### Task to carry out
Send back the records in full, character for character.

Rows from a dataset
■ ■ ■ ■ ■
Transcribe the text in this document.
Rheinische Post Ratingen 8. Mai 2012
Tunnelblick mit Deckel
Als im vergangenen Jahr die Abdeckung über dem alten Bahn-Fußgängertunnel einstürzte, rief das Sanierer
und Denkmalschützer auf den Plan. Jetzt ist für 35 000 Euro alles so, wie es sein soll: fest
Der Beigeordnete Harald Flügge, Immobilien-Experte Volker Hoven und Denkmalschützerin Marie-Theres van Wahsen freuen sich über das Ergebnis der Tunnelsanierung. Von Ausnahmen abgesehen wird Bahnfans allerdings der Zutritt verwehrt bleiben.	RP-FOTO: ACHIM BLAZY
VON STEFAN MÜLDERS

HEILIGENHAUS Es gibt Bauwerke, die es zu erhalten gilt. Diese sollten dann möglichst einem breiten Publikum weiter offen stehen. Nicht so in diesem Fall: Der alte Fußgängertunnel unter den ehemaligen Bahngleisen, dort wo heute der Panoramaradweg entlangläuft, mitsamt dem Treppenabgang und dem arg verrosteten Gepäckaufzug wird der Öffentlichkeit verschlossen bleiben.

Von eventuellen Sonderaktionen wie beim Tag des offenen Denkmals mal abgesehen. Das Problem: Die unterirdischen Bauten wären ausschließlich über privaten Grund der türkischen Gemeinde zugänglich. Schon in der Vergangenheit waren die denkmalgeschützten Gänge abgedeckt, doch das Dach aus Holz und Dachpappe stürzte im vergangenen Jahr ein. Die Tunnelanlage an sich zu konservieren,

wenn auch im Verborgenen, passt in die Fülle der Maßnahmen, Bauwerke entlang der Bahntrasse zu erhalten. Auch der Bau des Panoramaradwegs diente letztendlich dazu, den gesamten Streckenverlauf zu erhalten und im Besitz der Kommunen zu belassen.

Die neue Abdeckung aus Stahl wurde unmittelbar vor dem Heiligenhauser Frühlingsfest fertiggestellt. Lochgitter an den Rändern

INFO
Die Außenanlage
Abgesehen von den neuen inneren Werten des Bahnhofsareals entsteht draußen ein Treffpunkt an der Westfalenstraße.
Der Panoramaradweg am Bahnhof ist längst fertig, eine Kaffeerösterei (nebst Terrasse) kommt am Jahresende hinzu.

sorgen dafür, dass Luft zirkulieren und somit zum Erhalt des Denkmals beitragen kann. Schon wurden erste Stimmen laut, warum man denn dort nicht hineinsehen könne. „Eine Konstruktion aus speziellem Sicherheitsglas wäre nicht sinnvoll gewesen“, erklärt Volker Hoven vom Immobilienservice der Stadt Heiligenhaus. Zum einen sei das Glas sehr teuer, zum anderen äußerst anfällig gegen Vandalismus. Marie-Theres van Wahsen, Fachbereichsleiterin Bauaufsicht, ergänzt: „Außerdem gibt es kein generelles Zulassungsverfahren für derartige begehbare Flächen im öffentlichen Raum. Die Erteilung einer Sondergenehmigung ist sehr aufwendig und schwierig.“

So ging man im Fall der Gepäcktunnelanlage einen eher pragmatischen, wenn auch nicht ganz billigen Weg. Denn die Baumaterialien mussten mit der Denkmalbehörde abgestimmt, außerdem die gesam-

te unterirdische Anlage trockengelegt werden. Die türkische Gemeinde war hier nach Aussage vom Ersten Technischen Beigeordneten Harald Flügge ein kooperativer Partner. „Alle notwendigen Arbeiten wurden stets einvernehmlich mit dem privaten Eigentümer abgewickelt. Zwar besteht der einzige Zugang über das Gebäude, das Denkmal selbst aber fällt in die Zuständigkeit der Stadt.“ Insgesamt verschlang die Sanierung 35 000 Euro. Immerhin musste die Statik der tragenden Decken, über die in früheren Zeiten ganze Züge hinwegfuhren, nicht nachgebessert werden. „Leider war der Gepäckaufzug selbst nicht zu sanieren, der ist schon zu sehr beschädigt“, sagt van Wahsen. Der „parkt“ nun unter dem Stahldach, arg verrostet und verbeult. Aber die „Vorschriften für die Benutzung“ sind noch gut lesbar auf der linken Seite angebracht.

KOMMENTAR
■ ■ ■ ■ ■
### Task answer
Transcribe the text in this document.
Rheinische Post Ratingen 8. Mai 2012
Tunnelblick mit Deckel
Als im vergangenen Jahr die Abdeckung über dem alten Bahn-Fußgängertunnel einstürzte, rief das Sanierer
und Denkmalschützer auf den Plan. Jetzt ist für 35 000 Euro alles so, wie es sein soll: fest
Der Beigeordnete Harald Flügge, Immobilien-Experte Volker Hoven und Denkmalschützerin Marie-Theres van Wahsen freuen sich über das Ergebnis der Tunnelsanierung. Von Ausnahmen abgesehen wird Bahnfans allerdings der Zutritt verwehrt bleiben.	RP-FOTO: ACHIM BLAZY
VON STEFAN MÜLDERS

HEILIGENHAUS Es gibt Bauwerke, die es zu erhalten gilt. Diese sollten dann möglichst einem breiten Publikum weiter offen stehen. Nicht so in diesem Fall: Der alte Fußgängertunnel unter den ehemaligen Bahngleisen, dort wo heute der Panoramaradweg entlangläuft, mitsamt dem Treppenabgang und dem arg verrosteten Gepäckaufzug wird der Öffentlichkeit verschlossen bleiben.

Von eventuellen Sonderaktionen wie beim Tag des offenen Denkmals mal abgesehen. Das Problem: Die unterirdischen Bauten wären ausschließlich über privaten Grund der türkischen Gemeinde zugänglich. Schon in der Vergangenheit waren die denkmalgeschützten Gänge abgedeckt, doch das Dach aus Holz und Dachpappe stürzte im vergangenen Jahr ein. Die Tunnelanlage an sich zu konservieren,

wenn auch im Verborgenen, passt in die Fülle der Maßnahmen, Bauwerke entlang der Bahntrasse zu erhalten. Auch der Bau des Panoramaradwegs diente letztendlich dazu, den gesamten Streckenverlauf zu erhalten und im Besitz der Kommunen zu belassen.

Die neue Abdeckung aus Stahl wurde unmittelbar vor dem Heiligenhauser Frühlingsfest fertiggestellt. Lochgitter an den Rändern

INFO
Die Außenanlage
Abgesehen von den neuen inneren Werten des Bahnhofsareals entsteht draußen ein Treffpunkt an der Westfalenstraße.
Der Panoramaradweg am Bahnhof ist längst fertig, eine Kaffeerösterei (nebst Terrasse) kommt am Jahresende hinzu.

sorgen dafür, dass Luft zirkulieren und somit zum Erhalt des Denkmals beitragen kann. Schon wurden erste Stimmen laut, warum man denn dort nicht hineinsehen könne. „Eine Konstruktion aus speziellem Sicherheitsglas wäre nicht sinnvoll gewesen“, erklärt Volker Hoven vom Immobilienservice der Stadt Heiligenhaus. Zum einen sei das Glas sehr teuer, zum anderen äußerst anfällig gegen Vandalismus. Marie-Theres van Wahsen, Fachbereichsleiterin Bauaufsicht, ergänzt: „Außerdem gibt es kein generelles Zulassungsverfahren für derartige begehbare Flächen im öffentlichen Raum. Die Erteilung einer Sondergenehmigung ist sehr aufwendig und schwierig.“

So ging man im Fall der Gepäcktunnelanlage einen eher pragmatischen, wenn auch nicht ganz billigen Weg. Denn die Baumaterialien mussten mit der Denkmalbehörde abgestimmt, außerdem die gesam-

te unterirdische Anlage trockengelegt werden. Die türkische Gemeinde war hier nach Aussage vom Ersten Technischen Beigeordneten Harald Flügge ein kooperativer Partner. „Alle notwendigen Arbeiten wurden stets einvernehmlich mit dem privaten Eigentümer abgewickelt. Zwar besteht der einzige Zugang über das Gebäude, das Denkmal selbst aber fällt in die Zuständigkeit der Stadt.“ Insgesamt verschlang die Sanierung 35 000 Euro. Immerhin musste die Statik der tragenden Decken, über die in früheren Zeiten ganze Züge hinwegfuhren, nicht nachgebessert werden. „Leider war der Gepäckaufzug selbst nicht zu sanieren, der ist schon zu sehr beschädigt“, sagt van Wahsen. Der „parkt“ nun unter dem Stahldach, arg verrostet und verbeult. Aber die „Vorschriften für die Benutzung“ sind noch gut lesbar auf der linken Seite angebracht.

KOMMENTAR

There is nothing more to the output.